PROBLEM STATEMENT:
Filter the entries below, keeping every line that has the word "JSON".

MATERIALS PROVIDED:

○ ○ ○

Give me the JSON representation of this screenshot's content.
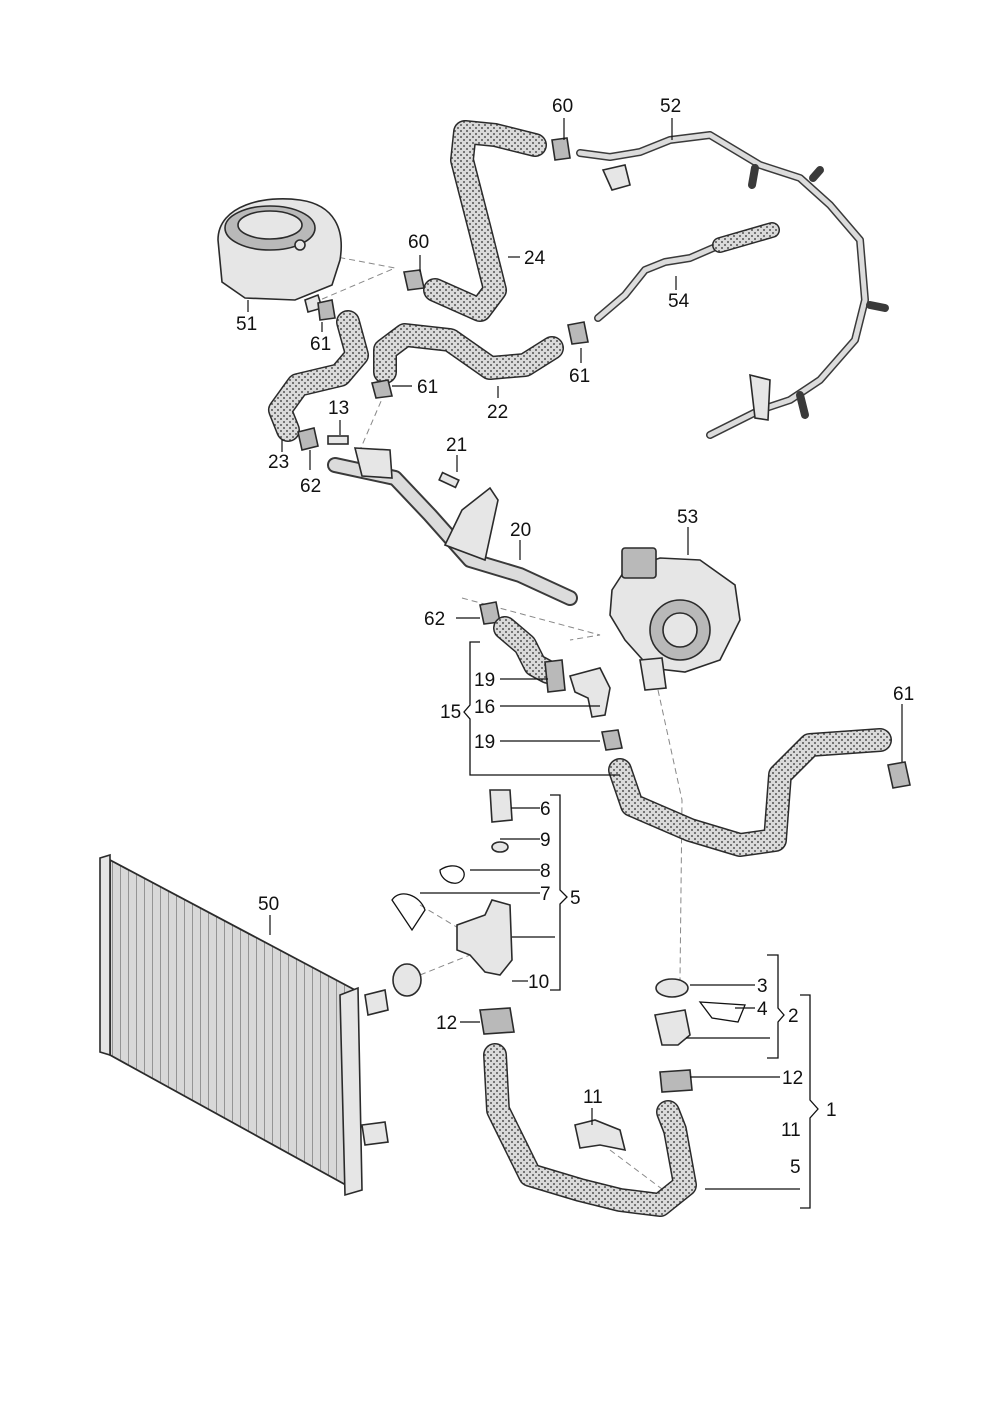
{
  "callouts": {
    "c60a": "60",
    "c52": "52",
    "c60b": "60",
    "c24": "24",
    "c51": "51",
    "c61a": "61",
    "c54": "54",
    "c61b": "61",
    "c61c": "61",
    "c13": "13",
    "c22": "22",
    "c23": "23",
    "c62a": "62",
    "c21": "21",
    "c20": "20",
    "c53": "53",
    "c62b": "62",
    "c19a": "19",
    "c15": "15",
    "c16": "16",
    "c19b": "19",
    "c61d": "61",
    "c6": "6",
    "c9": "9",
    "c8": "8",
    "c7": "7",
    "c5a": "5",
    "c50": "50",
    "c10": "10",
    "c3": "3",
    "c4": "4",
    "c2": "2",
    "c12a": "12",
    "c12b": "12",
    "c1": "1",
    "c11a": "11",
    "c11b": "11",
    "c5b": "5"
  }
}
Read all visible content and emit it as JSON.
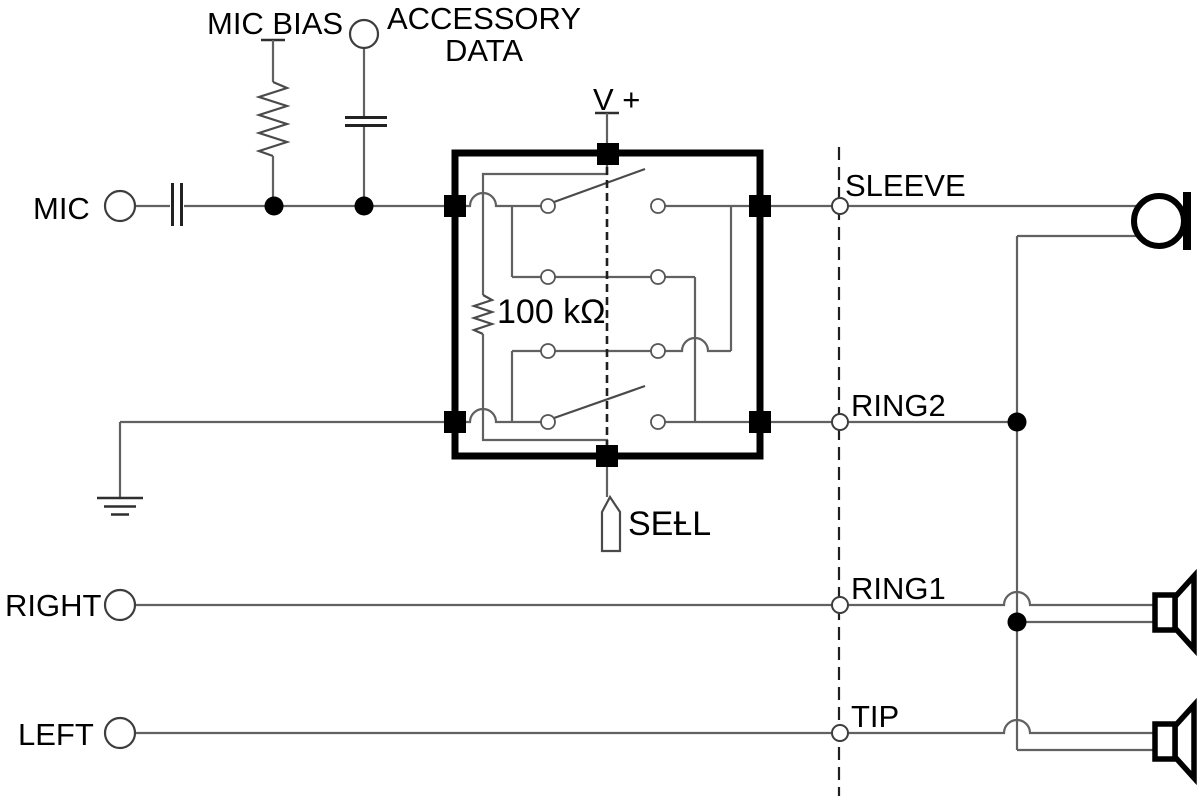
{
  "labels": {
    "mic": "MIC",
    "mic_bias": "MIC BIAS",
    "accessory_data_line1": "ACCESSORY",
    "accessory_data_line2": "DATA",
    "v_plus": "V +",
    "resistor_value": "100 kΩ",
    "sel": "SEȽL",
    "sleeve": "SLEEVE",
    "ring2": "RING2",
    "ring1": "RING1",
    "tip": "TIP",
    "right": "RIGHT",
    "left": "LEFT"
  },
  "colors": {
    "wire": "#616161",
    "ink": "#000000",
    "background": "#ffffff"
  }
}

○ ○ ○

COMPLETED EXERCISE:
Give me the JSON representation of this screenshot's content.
Read all visible content and emit it as JSON.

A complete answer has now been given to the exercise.